§ **Task instructions**: Reproduce the data, keeping every word exactly as it is.

- - - -

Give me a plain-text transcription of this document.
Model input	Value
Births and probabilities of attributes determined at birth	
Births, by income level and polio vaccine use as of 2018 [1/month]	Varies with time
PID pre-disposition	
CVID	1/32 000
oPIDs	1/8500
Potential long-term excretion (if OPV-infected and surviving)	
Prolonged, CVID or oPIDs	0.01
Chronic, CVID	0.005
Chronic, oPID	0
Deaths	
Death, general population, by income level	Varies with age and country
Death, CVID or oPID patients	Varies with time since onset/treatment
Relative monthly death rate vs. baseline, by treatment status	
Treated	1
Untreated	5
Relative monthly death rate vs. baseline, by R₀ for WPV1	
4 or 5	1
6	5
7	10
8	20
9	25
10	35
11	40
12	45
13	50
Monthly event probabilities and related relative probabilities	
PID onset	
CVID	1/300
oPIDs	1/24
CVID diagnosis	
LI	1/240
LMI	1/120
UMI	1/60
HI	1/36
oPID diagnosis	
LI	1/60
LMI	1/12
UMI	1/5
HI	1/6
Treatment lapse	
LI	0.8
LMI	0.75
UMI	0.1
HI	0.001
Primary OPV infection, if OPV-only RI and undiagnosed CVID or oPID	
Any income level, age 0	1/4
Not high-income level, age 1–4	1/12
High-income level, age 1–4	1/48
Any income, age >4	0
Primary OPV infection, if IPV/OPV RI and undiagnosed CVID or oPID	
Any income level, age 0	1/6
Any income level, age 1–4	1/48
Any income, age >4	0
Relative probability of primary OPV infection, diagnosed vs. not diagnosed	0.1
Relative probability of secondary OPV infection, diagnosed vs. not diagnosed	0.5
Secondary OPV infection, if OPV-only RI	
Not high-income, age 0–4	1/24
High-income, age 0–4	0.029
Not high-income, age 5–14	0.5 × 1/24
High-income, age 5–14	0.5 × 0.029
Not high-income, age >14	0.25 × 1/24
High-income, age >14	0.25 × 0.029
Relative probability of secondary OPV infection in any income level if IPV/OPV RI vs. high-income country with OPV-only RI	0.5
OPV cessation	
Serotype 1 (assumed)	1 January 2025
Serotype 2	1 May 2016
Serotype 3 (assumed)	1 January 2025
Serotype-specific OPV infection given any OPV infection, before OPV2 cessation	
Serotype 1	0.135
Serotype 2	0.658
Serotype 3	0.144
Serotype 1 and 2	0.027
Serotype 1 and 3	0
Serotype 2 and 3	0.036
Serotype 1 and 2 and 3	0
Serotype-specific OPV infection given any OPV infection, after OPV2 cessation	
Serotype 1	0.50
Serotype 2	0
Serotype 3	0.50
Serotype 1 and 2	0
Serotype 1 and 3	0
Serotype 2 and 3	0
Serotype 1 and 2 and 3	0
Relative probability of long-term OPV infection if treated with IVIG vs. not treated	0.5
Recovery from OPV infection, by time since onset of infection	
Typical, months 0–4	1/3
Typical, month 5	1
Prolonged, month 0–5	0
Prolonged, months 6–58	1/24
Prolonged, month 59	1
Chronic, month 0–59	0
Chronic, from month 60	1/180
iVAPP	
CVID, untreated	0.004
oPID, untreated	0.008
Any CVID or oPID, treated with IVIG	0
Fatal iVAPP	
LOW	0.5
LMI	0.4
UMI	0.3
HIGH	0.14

- - - -

§ **Output for this task**:
Give me a plain-text transcription of this document.
Model input	Value
Births and probabilities of attributes determined at birth	
Births, by income level and polio vaccine use as of 2018 [1/month]	Varies with time
PID pre-disposition	
CVID	1/32 000
oPIDs	1/8500
Potential long-term excretion (if OPV-infected and surviving)	
Prolonged, CVID or oPIDs	0.01
Chronic, CVID	0.005
Chronic, oPID	0
Deaths	
Death, general population, by income level	Varies with age and country
Death, CVID or oPID patients	Varies with time since onset/treatment
Relative monthly death rate vs. baseline, by treatment status	
Treated	1
Untreated	5
Relative monthly death rate vs. baseline, by R₀ for WPV1	
4 or 5	1
6	5
7	10
8	20
9	25
10	35
11	40
12	45
13	50
Monthly event probabilities and related relative probabilities	
PID onset	
CVID	1/300
oPIDs	1/24
CVID diagnosis	
LI	1/240
LMI	1/120
UMI	1/60
HI	1/36
oPID diagnosis	
LI	1/60
LMI	1/12
UMI	1/5
HI	1/6
Treatment lapse	
LI	0.8
LMI	0.75
UMI	0.1
HI	0.001
Primary OPV infection, if OPV-only RI and undiagnosed CVID or oPID	
Any income level, age 0	1/4
Not high-income level, age 1–4	1/12
High-income level, age 1–4	1/48
Any income, age >4	0
Primary OPV infection, if IPV/OPV RI and undiagnosed CVID or oPID	
Any income level, age 0	1/6
Any income level, age 1–4	1/48
Any income, age >4	0
Relative probability of primary OPV infection, diagnosed vs. not diagnosed	0.1
Relative probability of secondary OPV infection, diagnosed vs. not diagnosed	0.5
Secondary OPV infection, if OPV-only RI	
Not high-income, age 0–4	1/24
High-income, age 0–4	0.029
Not high-income, age 5–14	0.5 × 1/24
High-income, age 5–14	0.5 × 0.029
Not high-income, age >14	0.25 × 1/24
High-income, age >14	0.25 × 0.029
Relative probability of secondary OPV infection in any income level if IPV/OPV RI vs. high-income country with OPV-only RI	0.5
OPV cessation	
Serotype 1 (assumed)	1 January 2025
Serotype 2	1 May 2016
Serotype 3 (assumed)	1 January 2025
Serotype-specific OPV infection given any OPV infection, before OPV2 cessation	
Serotype 1	0.135
Serotype 2	0.658
Serotype 3	0.144
Serotype 1 and 2	0.027
Serotype 1 and 3	0
Serotype 2 and 3	0.036
Serotype 1 and 2 and 3	0
Serotype-specific OPV infection given any OPV infection, after OPV2 cessation	
Serotype 1	0.50
Serotype 2	0
Serotype 3	0.50
Serotype 1 and 2	0
Serotype 1 and 3	0
Serotype 2 and 3	0
Serotype 1 and 2 and 3	0
Relative probability of long-term OPV infection if treated with IVIG vs. not treated	0.5
Recovery from OPV infection, by time since onset of infection	
Typical, months 0–4	1/3
Typical, month 5	1
Prolonged, month 0–5	0
Prolonged, months 6–58	1/24
Prolonged, month 59	1
Chronic, month 0–59	0
Chronic, from month 60	1/180
iVAPP	
CVID, untreated	0.004
oPID, untreated	0.008
Any CVID or oPID, treated with IVIG	0
Fatal iVAPP	
LOW	0.5
LMI	0.4
UMI	0.3
HIGH	0.14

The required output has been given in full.